# DIRECTION
Make an exact copy of all the entries below, with the pictures left out.

# DATA FOR THIS TASK
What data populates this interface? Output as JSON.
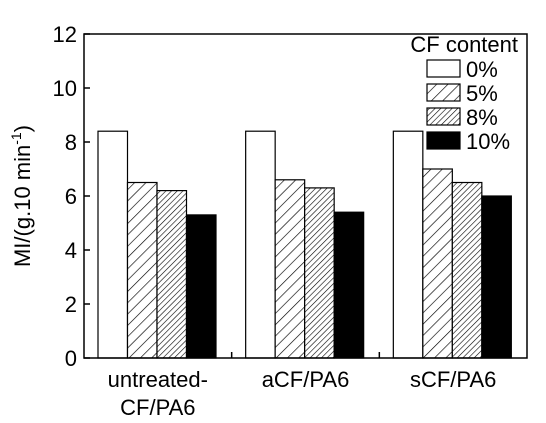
{
  "chart_data": {
    "type": "bar",
    "categories": [
      [
        "untreated-",
        "CF/PA6"
      ],
      [
        "aCF/PA6"
      ],
      [
        "sCF/PA6"
      ]
    ],
    "series": [
      {
        "name": "0%",
        "values": [
          8.4,
          8.4,
          8.4
        ],
        "fill": "white"
      },
      {
        "name": "5%",
        "values": [
          6.5,
          6.6,
          7.0
        ],
        "fill": "hatch-sparse"
      },
      {
        "name": "8%",
        "values": [
          6.2,
          6.3,
          6.5
        ],
        "fill": "hatch-dense"
      },
      {
        "name": "10%",
        "values": [
          5.3,
          5.4,
          6.0
        ],
        "fill": "black"
      }
    ],
    "ylabel_main": "MI/(g.10 min",
    "ylabel_sup": "-1",
    "ylabel_close": ")",
    "ylim": [
      0,
      12
    ],
    "yticks": [
      "0",
      "2",
      "4",
      "6",
      "8",
      "10",
      "12"
    ],
    "legend_title": "CF content",
    "legend_position": "top-right",
    "grid": false
  }
}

# SOLUTION TO THIS EXERCISE
What data populates this interface? Output as JSON.
{
  "chart_data": {
    "type": "bar",
    "categories": [
      [
        "untreated-",
        "CF/PA6"
      ],
      [
        "aCF/PA6"
      ],
      [
        "sCF/PA6"
      ]
    ],
    "series": [
      {
        "name": "0%",
        "values": [
          8.4,
          8.4,
          8.4
        ],
        "fill": "white"
      },
      {
        "name": "5%",
        "values": [
          6.5,
          6.6,
          7.0
        ],
        "fill": "hatch-sparse"
      },
      {
        "name": "8%",
        "values": [
          6.2,
          6.3,
          6.5
        ],
        "fill": "hatch-dense"
      },
      {
        "name": "10%",
        "values": [
          5.3,
          5.4,
          6.0
        ],
        "fill": "black"
      }
    ],
    "ylabel_main": "MI/(g.10 min",
    "ylabel_sup": "-1",
    "ylabel_close": ")",
    "ylim": [
      0,
      12
    ],
    "yticks": [
      "0",
      "2",
      "4",
      "6",
      "8",
      "10",
      "12"
    ],
    "legend_title": "CF content",
    "legend_position": "top-right",
    "grid": false
  }
}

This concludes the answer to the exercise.